### WRITTEN REQUEST
Everything in the data should be repeated exactly, save for the images.
# # #
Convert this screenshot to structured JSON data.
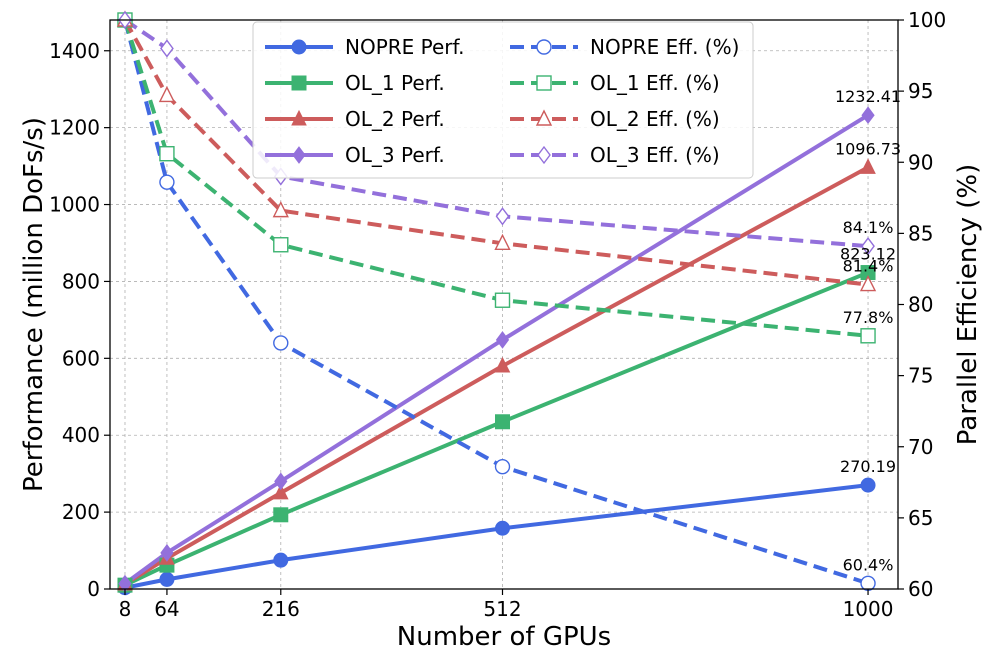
{
  "chart_data": {
    "type": "line",
    "x": [
      8,
      64,
      216,
      512,
      1000
    ],
    "xlabel": "Number of GPUs",
    "ylabel": "Performance (million DoFs/s)",
    "y2label": "Parallel Efficiency (%)",
    "x_ticks": [
      "8",
      "64",
      "216",
      "512",
      "1000"
    ],
    "ylim": [
      0,
      1480
    ],
    "y_ticks": [
      "0",
      "200",
      "400",
      "600",
      "800",
      "1000",
      "1200",
      "1400"
    ],
    "y2lim": [
      60,
      100
    ],
    "y2_ticks": [
      "60",
      "65",
      "70",
      "75",
      "80",
      "85",
      "90",
      "95",
      "100"
    ],
    "grid": true,
    "legend_position": "top-center",
    "series": [
      {
        "name": "NOPRE Perf.",
        "axis": "left",
        "color": "#4169E1",
        "style": "solid",
        "marker": "circle",
        "filled": true,
        "values": [
          3.4,
          25,
          75,
          158,
          270.19
        ]
      },
      {
        "name": "OL_1 Perf.",
        "axis": "left",
        "color": "#3CB371",
        "style": "solid",
        "marker": "square",
        "filled": true,
        "values": [
          10,
          62,
          193,
          435,
          823.12
        ]
      },
      {
        "name": "OL_2 Perf.",
        "axis": "left",
        "color": "#CD5C5C",
        "style": "solid",
        "marker": "triangle",
        "filled": true,
        "values": [
          13,
          80,
          250,
          580,
          1096.73
        ]
      },
      {
        "name": "OL_3 Perf.",
        "axis": "left",
        "color": "#9370DB",
        "style": "solid",
        "marker": "diamond",
        "filled": true,
        "values": [
          14,
          94,
          280,
          648,
          1232.41
        ]
      },
      {
        "name": "NOPRE Eff. (%)",
        "axis": "right",
        "color": "#4169E1",
        "style": "dashed",
        "marker": "circle",
        "filled": false,
        "values": [
          100,
          88.6,
          77.3,
          68.6,
          60.4
        ]
      },
      {
        "name": "OL_1 Eff. (%)",
        "axis": "right",
        "color": "#3CB371",
        "style": "dashed",
        "marker": "square",
        "filled": false,
        "values": [
          100,
          90.6,
          84.2,
          80.3,
          77.8
        ]
      },
      {
        "name": "OL_2 Eff. (%)",
        "axis": "right",
        "color": "#CD5C5C",
        "style": "dashed",
        "marker": "triangle",
        "filled": false,
        "values": [
          100,
          94.7,
          86.6,
          84.3,
          81.4
        ]
      },
      {
        "name": "OL_3 Eff. (%)",
        "axis": "right",
        "color": "#9370DB",
        "style": "dashed",
        "marker": "diamond",
        "filled": false,
        "values": [
          100,
          98,
          89,
          86.2,
          84.1
        ]
      }
    ],
    "annotations": [
      {
        "text": "1232.41",
        "x": 1000,
        "y": 1232.41,
        "axis": "left"
      },
      {
        "text": "1096.73",
        "x": 1000,
        "y": 1096.73,
        "axis": "left"
      },
      {
        "text": "823.12",
        "x": 1000,
        "y": 823.12,
        "axis": "left"
      },
      {
        "text": "270.19",
        "x": 1000,
        "y": 270.19,
        "axis": "left"
      },
      {
        "text": "84.1%",
        "x": 1000,
        "y": 84.1,
        "axis": "right"
      },
      {
        "text": "81.4%",
        "x": 1000,
        "y": 81.4,
        "axis": "right"
      },
      {
        "text": "77.8%",
        "x": 1000,
        "y": 77.8,
        "axis": "right"
      },
      {
        "text": "60.4%",
        "x": 1000,
        "y": 60.4,
        "axis": "right"
      }
    ]
  }
}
# # #
### EXERCISE RESPONSE
Convert this screenshot to structured JSON data.
{
  "chart_data": {
    "type": "line",
    "x": [
      8,
      64,
      216,
      512,
      1000
    ],
    "xlabel": "Number of GPUs",
    "ylabel": "Performance (million DoFs/s)",
    "y2label": "Parallel Efficiency (%)",
    "x_ticks": [
      "8",
      "64",
      "216",
      "512",
      "1000"
    ],
    "ylim": [
      0,
      1480
    ],
    "y_ticks": [
      "0",
      "200",
      "400",
      "600",
      "800",
      "1000",
      "1200",
      "1400"
    ],
    "y2lim": [
      60,
      100
    ],
    "y2_ticks": [
      "60",
      "65",
      "70",
      "75",
      "80",
      "85",
      "90",
      "95",
      "100"
    ],
    "grid": true,
    "legend_position": "top-center",
    "series": [
      {
        "name": "NOPRE Perf.",
        "axis": "left",
        "color": "#4169E1",
        "style": "solid",
        "marker": "circle",
        "filled": true,
        "values": [
          3.4,
          25,
          75,
          158,
          270.19
        ]
      },
      {
        "name": "OL_1 Perf.",
        "axis": "left",
        "color": "#3CB371",
        "style": "solid",
        "marker": "square",
        "filled": true,
        "values": [
          10,
          62,
          193,
          435,
          823.12
        ]
      },
      {
        "name": "OL_2 Perf.",
        "axis": "left",
        "color": "#CD5C5C",
        "style": "solid",
        "marker": "triangle",
        "filled": true,
        "values": [
          13,
          80,
          250,
          580,
          1096.73
        ]
      },
      {
        "name": "OL_3 Perf.",
        "axis": "left",
        "color": "#9370DB",
        "style": "solid",
        "marker": "diamond",
        "filled": true,
        "values": [
          14,
          94,
          280,
          648,
          1232.41
        ]
      },
      {
        "name": "NOPRE Eff. (%)",
        "axis": "right",
        "color": "#4169E1",
        "style": "dashed",
        "marker": "circle",
        "filled": false,
        "values": [
          100,
          88.6,
          77.3,
          68.6,
          60.4
        ]
      },
      {
        "name": "OL_1 Eff. (%)",
        "axis": "right",
        "color": "#3CB371",
        "style": "dashed",
        "marker": "square",
        "filled": false,
        "values": [
          100,
          90.6,
          84.2,
          80.3,
          77.8
        ]
      },
      {
        "name": "OL_2 Eff. (%)",
        "axis": "right",
        "color": "#CD5C5C",
        "style": "dashed",
        "marker": "triangle",
        "filled": false,
        "values": [
          100,
          94.7,
          86.6,
          84.3,
          81.4
        ]
      },
      {
        "name": "OL_3 Eff. (%)",
        "axis": "right",
        "color": "#9370DB",
        "style": "dashed",
        "marker": "diamond",
        "filled": false,
        "values": [
          100,
          98,
          89,
          86.2,
          84.1
        ]
      }
    ],
    "annotations": [
      {
        "text": "1232.41",
        "x": 1000,
        "y": 1232.41,
        "axis": "left"
      },
      {
        "text": "1096.73",
        "x": 1000,
        "y": 1096.73,
        "axis": "left"
      },
      {
        "text": "823.12",
        "x": 1000,
        "y": 823.12,
        "axis": "left"
      },
      {
        "text": "270.19",
        "x": 1000,
        "y": 270.19,
        "axis": "left"
      },
      {
        "text": "84.1%",
        "x": 1000,
        "y": 84.1,
        "axis": "right"
      },
      {
        "text": "81.4%",
        "x": 1000,
        "y": 81.4,
        "axis": "right"
      },
      {
        "text": "77.8%",
        "x": 1000,
        "y": 77.8,
        "axis": "right"
      },
      {
        "text": "60.4%",
        "x": 1000,
        "y": 60.4,
        "axis": "right"
      }
    ]
  }
}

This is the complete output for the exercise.